> [AVAILABLE RECORDS]
┄┄┄┄┄┄┄┄┄┄
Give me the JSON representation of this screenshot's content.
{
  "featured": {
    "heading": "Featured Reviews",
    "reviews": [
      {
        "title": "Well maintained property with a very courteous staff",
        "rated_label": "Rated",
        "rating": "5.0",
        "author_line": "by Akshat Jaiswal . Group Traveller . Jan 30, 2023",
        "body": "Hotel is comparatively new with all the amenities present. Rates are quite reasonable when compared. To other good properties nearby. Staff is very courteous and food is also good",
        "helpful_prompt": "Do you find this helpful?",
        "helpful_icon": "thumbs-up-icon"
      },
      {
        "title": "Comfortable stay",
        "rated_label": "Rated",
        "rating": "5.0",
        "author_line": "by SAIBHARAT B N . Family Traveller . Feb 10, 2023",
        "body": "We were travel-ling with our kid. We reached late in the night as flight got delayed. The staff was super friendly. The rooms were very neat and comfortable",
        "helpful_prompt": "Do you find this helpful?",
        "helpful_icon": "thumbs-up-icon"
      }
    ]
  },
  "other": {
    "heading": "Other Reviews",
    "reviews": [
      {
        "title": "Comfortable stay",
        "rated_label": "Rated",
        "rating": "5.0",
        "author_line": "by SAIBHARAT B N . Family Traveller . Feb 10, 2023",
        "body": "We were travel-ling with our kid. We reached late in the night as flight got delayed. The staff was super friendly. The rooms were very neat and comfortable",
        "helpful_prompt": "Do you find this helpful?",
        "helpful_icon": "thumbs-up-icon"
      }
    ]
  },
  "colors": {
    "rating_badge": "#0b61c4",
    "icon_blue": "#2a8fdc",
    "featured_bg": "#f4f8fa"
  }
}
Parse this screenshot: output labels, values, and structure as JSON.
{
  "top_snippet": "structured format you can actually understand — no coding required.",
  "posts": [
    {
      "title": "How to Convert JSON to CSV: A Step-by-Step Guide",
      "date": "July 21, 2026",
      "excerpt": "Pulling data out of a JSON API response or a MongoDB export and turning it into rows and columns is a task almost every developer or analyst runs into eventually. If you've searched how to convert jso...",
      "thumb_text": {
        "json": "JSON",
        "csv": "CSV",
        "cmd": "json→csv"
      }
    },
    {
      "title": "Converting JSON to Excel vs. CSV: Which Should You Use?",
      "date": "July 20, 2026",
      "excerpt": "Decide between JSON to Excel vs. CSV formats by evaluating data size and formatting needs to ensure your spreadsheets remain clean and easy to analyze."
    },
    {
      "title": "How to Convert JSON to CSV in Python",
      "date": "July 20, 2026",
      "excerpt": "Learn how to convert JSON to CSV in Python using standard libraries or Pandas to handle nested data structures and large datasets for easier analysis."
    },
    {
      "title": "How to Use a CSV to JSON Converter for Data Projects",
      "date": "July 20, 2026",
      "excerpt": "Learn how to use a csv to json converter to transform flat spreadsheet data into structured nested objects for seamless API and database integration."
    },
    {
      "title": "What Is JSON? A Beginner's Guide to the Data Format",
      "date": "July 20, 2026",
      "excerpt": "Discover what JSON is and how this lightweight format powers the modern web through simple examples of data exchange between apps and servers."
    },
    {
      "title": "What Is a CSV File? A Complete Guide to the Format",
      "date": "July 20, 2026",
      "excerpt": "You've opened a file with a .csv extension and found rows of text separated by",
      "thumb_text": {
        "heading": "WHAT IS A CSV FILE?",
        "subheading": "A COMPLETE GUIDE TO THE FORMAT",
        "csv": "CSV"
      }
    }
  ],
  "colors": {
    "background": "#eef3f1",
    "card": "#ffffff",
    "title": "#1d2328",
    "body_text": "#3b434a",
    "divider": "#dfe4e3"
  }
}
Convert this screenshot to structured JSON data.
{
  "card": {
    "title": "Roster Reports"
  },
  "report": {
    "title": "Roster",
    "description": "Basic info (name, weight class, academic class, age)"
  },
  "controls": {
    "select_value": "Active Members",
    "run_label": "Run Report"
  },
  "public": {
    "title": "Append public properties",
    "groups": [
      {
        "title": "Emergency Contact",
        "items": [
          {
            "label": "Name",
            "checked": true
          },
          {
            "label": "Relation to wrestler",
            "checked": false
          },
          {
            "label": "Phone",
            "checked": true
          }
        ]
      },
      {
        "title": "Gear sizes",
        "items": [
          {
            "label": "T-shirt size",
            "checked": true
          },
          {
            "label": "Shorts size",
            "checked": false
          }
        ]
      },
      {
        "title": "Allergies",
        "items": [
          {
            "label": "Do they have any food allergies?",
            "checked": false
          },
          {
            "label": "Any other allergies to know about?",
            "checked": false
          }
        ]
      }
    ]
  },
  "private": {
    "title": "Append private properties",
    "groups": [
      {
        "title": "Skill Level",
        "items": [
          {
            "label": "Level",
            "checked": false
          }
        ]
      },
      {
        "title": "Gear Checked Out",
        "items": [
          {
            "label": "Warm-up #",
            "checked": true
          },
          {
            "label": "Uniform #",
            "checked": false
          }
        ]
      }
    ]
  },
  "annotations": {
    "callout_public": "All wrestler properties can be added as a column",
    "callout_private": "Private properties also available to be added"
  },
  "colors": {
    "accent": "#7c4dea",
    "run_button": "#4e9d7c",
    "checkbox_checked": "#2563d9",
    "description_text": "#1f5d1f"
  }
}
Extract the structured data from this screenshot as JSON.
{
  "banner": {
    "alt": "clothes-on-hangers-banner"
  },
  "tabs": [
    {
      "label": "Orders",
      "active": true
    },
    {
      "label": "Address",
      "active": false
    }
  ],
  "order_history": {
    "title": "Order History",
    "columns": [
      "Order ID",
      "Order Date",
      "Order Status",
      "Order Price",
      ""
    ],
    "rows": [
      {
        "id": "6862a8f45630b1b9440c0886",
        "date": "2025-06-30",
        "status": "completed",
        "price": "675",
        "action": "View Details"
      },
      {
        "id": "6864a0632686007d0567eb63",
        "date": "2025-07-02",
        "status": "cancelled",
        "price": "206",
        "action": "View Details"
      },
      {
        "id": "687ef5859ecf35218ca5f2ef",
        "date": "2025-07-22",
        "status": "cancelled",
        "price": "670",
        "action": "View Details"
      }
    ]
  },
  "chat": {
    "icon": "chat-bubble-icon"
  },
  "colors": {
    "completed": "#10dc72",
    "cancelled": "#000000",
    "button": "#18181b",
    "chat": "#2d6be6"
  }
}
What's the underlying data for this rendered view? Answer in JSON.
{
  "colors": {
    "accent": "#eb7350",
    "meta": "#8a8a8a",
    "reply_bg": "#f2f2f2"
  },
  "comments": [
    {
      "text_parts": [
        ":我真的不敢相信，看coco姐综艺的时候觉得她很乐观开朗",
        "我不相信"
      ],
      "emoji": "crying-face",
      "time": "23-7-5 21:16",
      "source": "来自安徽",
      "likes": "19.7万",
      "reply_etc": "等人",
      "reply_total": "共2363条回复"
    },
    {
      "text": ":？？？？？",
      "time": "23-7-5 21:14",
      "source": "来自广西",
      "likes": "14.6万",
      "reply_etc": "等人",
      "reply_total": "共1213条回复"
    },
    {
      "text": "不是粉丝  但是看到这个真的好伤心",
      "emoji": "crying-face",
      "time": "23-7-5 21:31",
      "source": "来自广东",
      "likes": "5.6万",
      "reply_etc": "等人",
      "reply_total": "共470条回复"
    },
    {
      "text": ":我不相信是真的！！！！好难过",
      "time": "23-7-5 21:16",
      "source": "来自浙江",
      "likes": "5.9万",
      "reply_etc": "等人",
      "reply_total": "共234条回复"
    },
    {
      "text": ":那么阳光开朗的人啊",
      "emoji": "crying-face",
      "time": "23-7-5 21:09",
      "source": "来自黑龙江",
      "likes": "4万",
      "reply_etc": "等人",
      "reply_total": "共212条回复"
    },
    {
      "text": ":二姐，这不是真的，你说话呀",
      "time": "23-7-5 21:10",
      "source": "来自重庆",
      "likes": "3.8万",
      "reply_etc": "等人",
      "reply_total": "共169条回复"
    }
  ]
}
┄┄┄┄┄┄┄┄┄┄
> [WHAT THE EXERCISE ASKS]
List each line in the listing that contains the string "Excel".

> [FINAL ANSWER]
      "title": "Converting JSON to Excel vs. CSV: Which Should You Use?",
      "excerpt": "Decide between JSON to Excel vs. CSV formats by evaluating data size and formatting needs to ensure your spreadsheets remain clean and easy to analyze."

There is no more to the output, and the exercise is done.